WRITTEN TASKS:
**a)** Do these statements agree with the face recognition passage? Answer yes or no for each, and quote the deciding words. (i) The classifier must be an RBF network. (ii) The probe images are warped so that they are aligned. (iii) Some view morphing techniques need only an approximate 3-D structure of the scene.
**b)** Can you print the part of the face recognition passage that starts at the words "[0022] The advantage" and stops after "of the face."?
**c)** Could you carry on the passage about face recognition from where it stops?

DETAILED DESCRIPTION OF THE PREFERRED EMBODIMENTS
[0021] FIG. 2 illustrates a proposed classifier 10' of the
invention that enables multiple probe images 40 of the same
individual from a sequence of images are used simultaneously. It is
understood that for purposes of description an RBF network 10' may
be used, however, any classification method/device may be
implemented.
[0022] The advantage of using several probe images simultaneously
is that it enables the creation of a single higher quality and/or
higher resolution probe image that may then be used by the face
recognition system to yield better recognition rates. First, in
accordance with the principles of the invention described in
commonly-owned, co-pending U.S. patent application Ser. No. ______
[Attorney Docket 702053, Atty D# 14901] entitled FACE RECOGNITION
THROUGH WARPING, the contents and disclosure of which are
incorporated by reference as if fully set forth herein, the probe
images are warped slightly with respect to each other so that they
are aligned. That is, the orientation of each probe image can be
calculated and warped on to a frontal view of the face.
[0023] Particularly, as described in commonly-owned, co-pending
U.S. patent application Ser. No. ______ [Attorney Docket 702053,
Atty D# 14901], the algorithm for performing face recognition from
an arbitrary face pose (up to 90 degrees) relies on some techniques
that may be known and already available to skilled artisans: 1)
Face detection techniques; 2) Face pose estimation techniques; 3)
Generic three-dimensional head modeling where generic head models
are often used in computer graphics comprising of a set of control
points (in three dimensions (3-D)) that are used to produce a
generic head. By varying these points, a shape that will correspond
to any given head may be produced, with a pre-set precision, i.e.,
the higher the number of points the better precision; 4) View
morphing techniques, whereby given an image and a 3-D structure of
the scene, an exact image may be created that will correspond to an
image obtained from the same camera in the arbitrary position of
the scene. Some view morphing techniques do not require an exact,
but only an approximate 3-D structure of the scene and still
provide very good results such as described in the reference to S.
J. Gortler, R. Grzeszczuk, R. Szelisky and M. F. Cohen entitled
"The lumigraph" SIGGRAPH 96, pages 43-54; and 5) Face recognition
from partial faces, as described in commonly-owned, co-pending U.S.

INFORMATION SHOWN:
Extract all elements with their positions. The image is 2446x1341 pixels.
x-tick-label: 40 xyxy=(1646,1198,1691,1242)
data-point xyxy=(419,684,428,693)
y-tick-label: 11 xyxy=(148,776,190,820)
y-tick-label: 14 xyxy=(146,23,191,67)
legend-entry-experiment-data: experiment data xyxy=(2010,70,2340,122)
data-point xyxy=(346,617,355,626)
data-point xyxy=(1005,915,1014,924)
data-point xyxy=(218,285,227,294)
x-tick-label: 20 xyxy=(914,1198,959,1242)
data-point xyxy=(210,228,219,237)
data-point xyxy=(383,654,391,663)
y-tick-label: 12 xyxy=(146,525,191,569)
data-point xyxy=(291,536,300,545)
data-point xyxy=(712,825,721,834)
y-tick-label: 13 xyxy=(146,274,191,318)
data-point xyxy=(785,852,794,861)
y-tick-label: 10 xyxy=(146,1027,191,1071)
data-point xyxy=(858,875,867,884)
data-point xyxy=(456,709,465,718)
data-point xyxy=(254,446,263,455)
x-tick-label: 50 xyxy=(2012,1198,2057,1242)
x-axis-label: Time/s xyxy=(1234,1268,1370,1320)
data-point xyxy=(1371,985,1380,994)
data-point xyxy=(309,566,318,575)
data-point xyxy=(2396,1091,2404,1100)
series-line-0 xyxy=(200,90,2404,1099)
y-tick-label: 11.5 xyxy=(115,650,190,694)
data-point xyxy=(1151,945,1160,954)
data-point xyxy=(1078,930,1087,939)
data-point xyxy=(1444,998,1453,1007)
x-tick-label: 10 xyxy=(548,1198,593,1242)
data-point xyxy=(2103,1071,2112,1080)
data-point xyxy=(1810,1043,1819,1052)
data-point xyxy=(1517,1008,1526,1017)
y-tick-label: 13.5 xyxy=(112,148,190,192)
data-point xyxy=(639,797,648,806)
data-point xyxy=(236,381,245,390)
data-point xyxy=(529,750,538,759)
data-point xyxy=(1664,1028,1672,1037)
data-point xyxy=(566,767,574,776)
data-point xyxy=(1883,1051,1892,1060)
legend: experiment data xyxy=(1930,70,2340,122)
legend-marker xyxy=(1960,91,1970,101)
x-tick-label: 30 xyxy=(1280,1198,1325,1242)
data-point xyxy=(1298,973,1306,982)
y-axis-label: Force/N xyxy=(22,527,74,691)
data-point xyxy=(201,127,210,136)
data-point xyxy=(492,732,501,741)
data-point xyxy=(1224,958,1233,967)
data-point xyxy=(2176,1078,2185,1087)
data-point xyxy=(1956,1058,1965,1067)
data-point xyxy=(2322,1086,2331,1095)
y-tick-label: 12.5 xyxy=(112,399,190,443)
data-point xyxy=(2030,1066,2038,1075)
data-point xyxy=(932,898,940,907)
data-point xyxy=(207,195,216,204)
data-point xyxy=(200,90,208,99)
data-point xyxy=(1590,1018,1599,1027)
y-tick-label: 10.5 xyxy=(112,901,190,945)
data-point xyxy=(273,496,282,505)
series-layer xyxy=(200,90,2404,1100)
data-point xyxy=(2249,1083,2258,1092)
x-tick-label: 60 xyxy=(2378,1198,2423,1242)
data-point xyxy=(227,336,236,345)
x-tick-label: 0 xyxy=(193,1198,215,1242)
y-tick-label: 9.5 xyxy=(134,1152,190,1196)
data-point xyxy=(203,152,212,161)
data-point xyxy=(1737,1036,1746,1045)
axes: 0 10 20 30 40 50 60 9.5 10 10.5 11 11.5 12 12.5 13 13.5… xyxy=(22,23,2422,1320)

OUTPUTS BY TASK:
**a)**
(i) No: "any classification method/device may be implemented."
(ii) Yes: "the probe images are warped slightly with respect to each other so that they are aligned."
(iii) Yes: "Some view morphing techniques do not require an exact, but only an approximate 3-D structure of the scene"

**b)**
[0022] The advantage of using several probe images simultaneously
is that it enables the creation of a single higher quality and/or
higher resolution probe image that may then be used by the face
recognition system to yield better recognition rates. First, in
accordance with the principles of the invention described in
commonly-owned, co-pending U.S. patent application Ser. No. ______
[Attorney Docket 702053, Atty D# 14901] entitled FACE RECOGNITION
THROUGH WARPING, the contents and disclosure of which are
incorporated by reference as if fully set forth herein, the probe
images are warped slightly with respect to each other so that they
are aligned. That is, the orientation of each probe image can be
calculated and warped on to a frontal view of the face.

**c)**
patent application Ser. Nos. ______ [Attorney Docket 702052,
D#14900 and Attorney Docket 702054, D#14902], the contents and
disclosure of which is incorporated by reference as if fully set
forth herein.
[0024] Once this algorithm is performed, there is obtained as many
pixels as the number of probe images at any given pixel location.
These images may then be combined into a higher resolution image,
such as shown and described with respect to FIG. 3, that may help
increase the recognition scores. Another advantage is that a
combination of several of these partial views, i.e., views in the
probe image, provides a better view of the face for recognition.
Preferably, as shown in FIG. 2, one or more faces comprising the
plurality of images 40 is oriented differently in each probe image
and is not fully visible on each probe image. If just one of the
probe images (for instance, one without a frontal view) is used
instead, current face recognition systems may not be able to
recognize the individual from this single non-frontal face image
since they require a face image that may be, at most,
.+-.15.degree. from the fully frontal position.
[0025] More specifically, according to the invention, the multiple
probe images are combined together into a single higher resolution
image. First, these images are aligned with each other based on
correspondences from the warping methods applied in accordance with
the teachings of commonly-owned, co-pending U.S. patent application
Ser. No. ______ [Attorney Docket 702053, Atty D# 14901]and, once
this is performed, at most pixel points (i, j), there are as many
pixels available as the number of probe images. It is understood
that after alignment, there may be some locations where not all the
probe images contribute to after warping them. The resolution is
simply increased as there are many pixel values available at each
location. As the success rate of the face recognition is related to
the resolution of the image, the higher the resolution, the higher
the success rate. Therefore, the classifier device used for
recognition is trained with the high-resolution images. If a single
low-resolution image is received, the recognizer will still work,
but if a temporal sequence is received, a high-resolution image is
created and the classifier will work even better.
[0026] FIG. 3 is a diagram depicting conceptually how a
high-resolution image is created after warping. As shown in FIG. 3,
points 50a-50d points denote pixels of an image 45 at locations
corresponding to a frontal view of a face. Points 60 correspond to
the position of points from other images from the given temporal
sequence 40 after warping them into image 45. Note that the
coordinates of these points are floating point numbers. Points 75
correspond to the inserted pixels of a resulting high-resolution
image. The image value at these locations is computed as an
interpolation of the points 60. One method for doing this is to fit
a surface to points 50a-50d and points 60 (any polynomial would do)
and then estimate value of the polynomial at the location of
interpolated points 75.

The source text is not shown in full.